START TASK MATERIAL

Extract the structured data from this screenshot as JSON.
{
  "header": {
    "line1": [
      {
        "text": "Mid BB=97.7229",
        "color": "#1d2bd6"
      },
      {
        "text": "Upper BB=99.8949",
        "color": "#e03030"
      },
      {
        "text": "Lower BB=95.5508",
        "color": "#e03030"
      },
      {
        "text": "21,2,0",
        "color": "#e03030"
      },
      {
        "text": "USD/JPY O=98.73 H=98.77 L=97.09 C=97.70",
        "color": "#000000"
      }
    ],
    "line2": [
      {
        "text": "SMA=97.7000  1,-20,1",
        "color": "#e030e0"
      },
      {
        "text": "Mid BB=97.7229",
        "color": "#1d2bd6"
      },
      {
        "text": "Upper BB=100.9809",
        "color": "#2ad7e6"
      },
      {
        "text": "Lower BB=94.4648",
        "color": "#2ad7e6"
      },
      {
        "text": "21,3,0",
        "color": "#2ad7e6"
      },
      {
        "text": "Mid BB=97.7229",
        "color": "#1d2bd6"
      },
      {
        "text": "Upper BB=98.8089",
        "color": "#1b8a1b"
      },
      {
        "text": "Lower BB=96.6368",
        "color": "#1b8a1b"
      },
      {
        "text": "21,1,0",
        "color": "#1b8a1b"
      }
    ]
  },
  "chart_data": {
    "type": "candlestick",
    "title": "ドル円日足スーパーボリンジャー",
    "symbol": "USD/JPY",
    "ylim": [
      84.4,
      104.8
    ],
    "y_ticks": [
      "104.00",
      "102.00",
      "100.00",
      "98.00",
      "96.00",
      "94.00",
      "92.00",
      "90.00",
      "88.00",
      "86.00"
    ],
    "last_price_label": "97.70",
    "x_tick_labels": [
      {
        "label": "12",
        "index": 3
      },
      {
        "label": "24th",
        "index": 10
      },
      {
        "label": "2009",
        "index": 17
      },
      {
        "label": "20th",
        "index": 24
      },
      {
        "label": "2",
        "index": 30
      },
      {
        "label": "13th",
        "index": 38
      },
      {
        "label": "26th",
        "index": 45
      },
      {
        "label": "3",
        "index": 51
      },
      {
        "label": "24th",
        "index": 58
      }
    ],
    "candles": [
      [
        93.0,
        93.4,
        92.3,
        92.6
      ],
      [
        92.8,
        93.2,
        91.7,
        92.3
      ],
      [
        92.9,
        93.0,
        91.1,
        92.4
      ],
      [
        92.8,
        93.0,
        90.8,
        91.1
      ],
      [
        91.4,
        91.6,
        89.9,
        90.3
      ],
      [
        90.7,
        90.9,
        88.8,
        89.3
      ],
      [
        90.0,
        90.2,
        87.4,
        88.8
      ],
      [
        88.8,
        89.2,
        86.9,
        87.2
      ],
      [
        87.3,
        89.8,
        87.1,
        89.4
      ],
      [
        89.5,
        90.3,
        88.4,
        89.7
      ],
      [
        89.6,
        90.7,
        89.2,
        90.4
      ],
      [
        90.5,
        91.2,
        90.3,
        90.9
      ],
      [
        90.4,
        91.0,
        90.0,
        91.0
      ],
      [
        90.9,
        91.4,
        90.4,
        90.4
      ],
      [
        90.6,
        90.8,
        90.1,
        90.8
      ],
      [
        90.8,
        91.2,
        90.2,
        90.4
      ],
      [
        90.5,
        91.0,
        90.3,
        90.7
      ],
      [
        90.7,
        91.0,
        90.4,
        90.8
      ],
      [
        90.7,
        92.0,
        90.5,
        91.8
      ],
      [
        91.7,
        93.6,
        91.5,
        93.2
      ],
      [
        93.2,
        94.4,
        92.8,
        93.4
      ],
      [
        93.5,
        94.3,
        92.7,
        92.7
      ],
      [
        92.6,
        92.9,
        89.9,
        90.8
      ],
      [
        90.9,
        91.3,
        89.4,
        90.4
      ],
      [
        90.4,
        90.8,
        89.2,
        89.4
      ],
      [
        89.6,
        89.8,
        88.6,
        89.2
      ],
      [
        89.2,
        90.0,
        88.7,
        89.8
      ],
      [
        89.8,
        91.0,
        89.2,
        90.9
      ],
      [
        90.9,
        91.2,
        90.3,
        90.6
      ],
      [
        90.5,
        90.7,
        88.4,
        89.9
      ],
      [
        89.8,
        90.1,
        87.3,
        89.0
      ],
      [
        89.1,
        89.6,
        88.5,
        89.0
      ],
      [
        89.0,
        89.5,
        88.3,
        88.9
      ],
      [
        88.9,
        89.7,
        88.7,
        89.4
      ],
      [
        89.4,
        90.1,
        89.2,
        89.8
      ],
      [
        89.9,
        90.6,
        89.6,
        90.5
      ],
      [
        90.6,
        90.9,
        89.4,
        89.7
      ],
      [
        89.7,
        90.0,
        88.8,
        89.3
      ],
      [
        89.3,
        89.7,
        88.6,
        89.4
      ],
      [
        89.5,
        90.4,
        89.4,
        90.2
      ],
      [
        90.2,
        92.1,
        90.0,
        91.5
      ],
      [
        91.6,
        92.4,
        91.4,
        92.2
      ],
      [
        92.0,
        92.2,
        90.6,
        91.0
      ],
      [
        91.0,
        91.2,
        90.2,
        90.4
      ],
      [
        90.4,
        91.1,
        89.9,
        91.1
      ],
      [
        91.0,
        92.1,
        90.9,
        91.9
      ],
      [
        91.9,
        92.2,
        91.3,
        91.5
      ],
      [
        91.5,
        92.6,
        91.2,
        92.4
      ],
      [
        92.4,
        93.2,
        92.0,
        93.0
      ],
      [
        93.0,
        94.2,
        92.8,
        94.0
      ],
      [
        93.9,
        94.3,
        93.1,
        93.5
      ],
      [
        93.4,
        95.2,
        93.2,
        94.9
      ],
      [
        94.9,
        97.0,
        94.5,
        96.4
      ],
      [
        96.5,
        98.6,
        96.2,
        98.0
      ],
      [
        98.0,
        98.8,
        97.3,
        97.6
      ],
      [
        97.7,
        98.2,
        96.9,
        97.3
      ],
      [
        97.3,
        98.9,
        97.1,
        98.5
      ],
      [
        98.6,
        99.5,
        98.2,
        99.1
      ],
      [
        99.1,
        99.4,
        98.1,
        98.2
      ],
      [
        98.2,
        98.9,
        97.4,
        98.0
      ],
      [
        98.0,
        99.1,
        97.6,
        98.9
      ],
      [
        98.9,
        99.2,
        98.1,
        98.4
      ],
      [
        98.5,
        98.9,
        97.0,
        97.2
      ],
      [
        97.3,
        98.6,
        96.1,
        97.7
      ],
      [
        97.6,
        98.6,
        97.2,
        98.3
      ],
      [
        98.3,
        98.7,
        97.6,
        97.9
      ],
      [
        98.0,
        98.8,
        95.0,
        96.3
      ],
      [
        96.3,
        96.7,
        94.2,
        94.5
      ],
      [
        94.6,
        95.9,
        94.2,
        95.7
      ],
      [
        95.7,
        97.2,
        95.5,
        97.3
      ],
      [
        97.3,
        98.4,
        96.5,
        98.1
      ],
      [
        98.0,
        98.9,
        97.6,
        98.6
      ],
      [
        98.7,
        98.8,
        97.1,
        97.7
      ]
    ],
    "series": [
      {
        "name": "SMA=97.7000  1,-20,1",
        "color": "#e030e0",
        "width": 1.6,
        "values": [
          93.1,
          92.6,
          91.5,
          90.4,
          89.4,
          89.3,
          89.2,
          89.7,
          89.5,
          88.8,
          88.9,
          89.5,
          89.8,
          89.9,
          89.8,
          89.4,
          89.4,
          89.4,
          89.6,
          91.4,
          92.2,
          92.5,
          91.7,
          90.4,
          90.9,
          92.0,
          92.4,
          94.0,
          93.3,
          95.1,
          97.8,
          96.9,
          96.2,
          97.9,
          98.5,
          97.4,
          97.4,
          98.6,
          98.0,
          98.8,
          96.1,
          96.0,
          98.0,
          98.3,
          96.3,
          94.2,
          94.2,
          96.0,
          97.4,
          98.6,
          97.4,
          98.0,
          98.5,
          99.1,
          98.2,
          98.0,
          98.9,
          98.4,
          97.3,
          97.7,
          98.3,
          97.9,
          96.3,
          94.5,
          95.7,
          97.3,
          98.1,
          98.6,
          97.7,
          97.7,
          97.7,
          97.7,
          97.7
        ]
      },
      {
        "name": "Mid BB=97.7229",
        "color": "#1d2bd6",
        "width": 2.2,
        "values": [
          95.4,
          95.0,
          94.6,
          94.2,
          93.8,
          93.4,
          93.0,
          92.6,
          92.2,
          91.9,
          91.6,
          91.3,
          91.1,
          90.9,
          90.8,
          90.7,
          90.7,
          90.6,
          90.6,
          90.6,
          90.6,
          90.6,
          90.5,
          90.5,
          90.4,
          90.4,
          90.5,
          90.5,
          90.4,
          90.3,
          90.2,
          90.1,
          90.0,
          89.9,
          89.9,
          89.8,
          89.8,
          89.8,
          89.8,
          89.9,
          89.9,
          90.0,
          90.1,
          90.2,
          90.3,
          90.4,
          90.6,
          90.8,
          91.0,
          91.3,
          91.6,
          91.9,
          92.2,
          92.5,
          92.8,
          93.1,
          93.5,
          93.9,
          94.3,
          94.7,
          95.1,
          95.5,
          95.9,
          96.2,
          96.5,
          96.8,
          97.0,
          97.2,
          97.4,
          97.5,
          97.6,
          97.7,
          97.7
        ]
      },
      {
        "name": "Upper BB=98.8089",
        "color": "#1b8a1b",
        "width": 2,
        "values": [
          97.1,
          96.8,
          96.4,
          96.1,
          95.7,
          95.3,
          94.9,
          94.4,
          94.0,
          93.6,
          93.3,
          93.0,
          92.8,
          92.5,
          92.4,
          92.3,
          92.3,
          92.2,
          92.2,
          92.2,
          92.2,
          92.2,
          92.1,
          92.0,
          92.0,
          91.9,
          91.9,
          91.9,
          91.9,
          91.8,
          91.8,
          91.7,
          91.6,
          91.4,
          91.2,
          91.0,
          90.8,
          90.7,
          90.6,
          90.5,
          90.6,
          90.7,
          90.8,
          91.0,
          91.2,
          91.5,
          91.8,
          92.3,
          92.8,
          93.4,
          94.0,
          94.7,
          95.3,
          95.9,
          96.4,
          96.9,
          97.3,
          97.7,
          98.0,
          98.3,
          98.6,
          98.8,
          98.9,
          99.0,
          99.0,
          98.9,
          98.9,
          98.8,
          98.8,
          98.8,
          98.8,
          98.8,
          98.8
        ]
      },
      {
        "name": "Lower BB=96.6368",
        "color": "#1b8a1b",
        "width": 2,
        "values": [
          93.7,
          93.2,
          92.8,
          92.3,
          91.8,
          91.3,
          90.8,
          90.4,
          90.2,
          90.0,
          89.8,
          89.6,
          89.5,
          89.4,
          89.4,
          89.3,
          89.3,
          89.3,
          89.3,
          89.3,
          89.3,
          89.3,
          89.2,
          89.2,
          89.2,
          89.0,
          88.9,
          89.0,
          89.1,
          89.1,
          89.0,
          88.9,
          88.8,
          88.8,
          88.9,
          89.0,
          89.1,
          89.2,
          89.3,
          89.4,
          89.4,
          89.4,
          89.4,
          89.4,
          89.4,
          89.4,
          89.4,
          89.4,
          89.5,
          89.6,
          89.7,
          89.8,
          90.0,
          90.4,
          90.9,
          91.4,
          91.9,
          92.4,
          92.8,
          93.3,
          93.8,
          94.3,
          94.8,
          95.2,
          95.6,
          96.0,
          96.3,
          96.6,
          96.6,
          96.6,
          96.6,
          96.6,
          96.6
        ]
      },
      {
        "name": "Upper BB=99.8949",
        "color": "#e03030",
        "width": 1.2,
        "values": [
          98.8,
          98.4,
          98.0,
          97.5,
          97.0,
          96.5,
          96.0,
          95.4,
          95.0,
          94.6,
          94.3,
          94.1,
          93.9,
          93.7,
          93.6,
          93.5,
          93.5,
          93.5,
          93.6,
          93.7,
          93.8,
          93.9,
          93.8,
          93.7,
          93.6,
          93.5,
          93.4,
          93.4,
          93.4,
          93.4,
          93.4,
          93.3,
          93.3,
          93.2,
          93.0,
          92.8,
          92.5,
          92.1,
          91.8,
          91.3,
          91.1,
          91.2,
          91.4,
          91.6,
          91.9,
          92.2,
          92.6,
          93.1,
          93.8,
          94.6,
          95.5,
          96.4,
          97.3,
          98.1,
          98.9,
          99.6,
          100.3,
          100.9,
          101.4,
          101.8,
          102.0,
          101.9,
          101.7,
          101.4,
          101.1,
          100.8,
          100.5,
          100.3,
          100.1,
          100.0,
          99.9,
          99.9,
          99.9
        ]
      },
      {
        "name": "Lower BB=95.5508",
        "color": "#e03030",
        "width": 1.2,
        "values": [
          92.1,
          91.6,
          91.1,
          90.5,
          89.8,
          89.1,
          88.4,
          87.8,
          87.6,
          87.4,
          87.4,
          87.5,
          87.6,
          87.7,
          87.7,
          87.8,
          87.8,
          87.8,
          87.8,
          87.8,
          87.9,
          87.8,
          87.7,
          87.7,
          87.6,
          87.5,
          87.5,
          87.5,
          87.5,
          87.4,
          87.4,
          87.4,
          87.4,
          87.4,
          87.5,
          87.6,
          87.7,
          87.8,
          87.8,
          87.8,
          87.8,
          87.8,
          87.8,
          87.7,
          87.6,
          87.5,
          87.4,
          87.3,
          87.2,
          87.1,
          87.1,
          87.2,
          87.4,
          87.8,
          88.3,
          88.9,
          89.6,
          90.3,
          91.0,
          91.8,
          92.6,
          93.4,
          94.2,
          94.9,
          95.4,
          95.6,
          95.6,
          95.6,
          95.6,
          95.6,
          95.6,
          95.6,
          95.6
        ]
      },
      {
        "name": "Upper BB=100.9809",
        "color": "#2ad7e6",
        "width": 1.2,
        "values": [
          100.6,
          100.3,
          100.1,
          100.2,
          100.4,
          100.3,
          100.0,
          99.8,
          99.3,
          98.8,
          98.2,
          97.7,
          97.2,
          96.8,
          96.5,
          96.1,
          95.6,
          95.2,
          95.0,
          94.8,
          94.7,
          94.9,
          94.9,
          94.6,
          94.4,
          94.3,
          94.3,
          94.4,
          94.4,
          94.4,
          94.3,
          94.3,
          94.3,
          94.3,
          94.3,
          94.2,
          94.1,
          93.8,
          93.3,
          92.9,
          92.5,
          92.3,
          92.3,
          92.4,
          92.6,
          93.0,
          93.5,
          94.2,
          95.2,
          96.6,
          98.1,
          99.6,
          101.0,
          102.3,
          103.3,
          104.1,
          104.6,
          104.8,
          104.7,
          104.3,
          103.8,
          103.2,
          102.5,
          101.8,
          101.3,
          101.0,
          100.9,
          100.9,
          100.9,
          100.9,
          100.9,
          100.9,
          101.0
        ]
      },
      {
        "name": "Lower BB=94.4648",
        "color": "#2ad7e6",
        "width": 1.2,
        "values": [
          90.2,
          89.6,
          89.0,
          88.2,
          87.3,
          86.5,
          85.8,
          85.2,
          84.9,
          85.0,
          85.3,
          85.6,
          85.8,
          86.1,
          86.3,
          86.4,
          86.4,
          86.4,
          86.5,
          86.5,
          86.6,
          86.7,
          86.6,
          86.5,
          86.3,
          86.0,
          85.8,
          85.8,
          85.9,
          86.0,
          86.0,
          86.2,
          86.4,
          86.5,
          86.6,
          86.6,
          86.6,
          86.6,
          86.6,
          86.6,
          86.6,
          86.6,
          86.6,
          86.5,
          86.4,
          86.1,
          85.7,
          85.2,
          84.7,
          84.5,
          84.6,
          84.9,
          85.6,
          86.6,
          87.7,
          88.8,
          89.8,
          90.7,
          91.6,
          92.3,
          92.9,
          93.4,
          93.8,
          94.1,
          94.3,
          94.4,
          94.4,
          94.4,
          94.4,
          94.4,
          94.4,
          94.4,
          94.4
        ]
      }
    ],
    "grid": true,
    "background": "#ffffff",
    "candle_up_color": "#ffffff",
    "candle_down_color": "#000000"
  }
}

END TASK MATERIAL

# STATED EXERCISE
Each line of the material above either contains the word "index" or does not; state how many do, and nothing else.

# FINISHED EXERCISE
9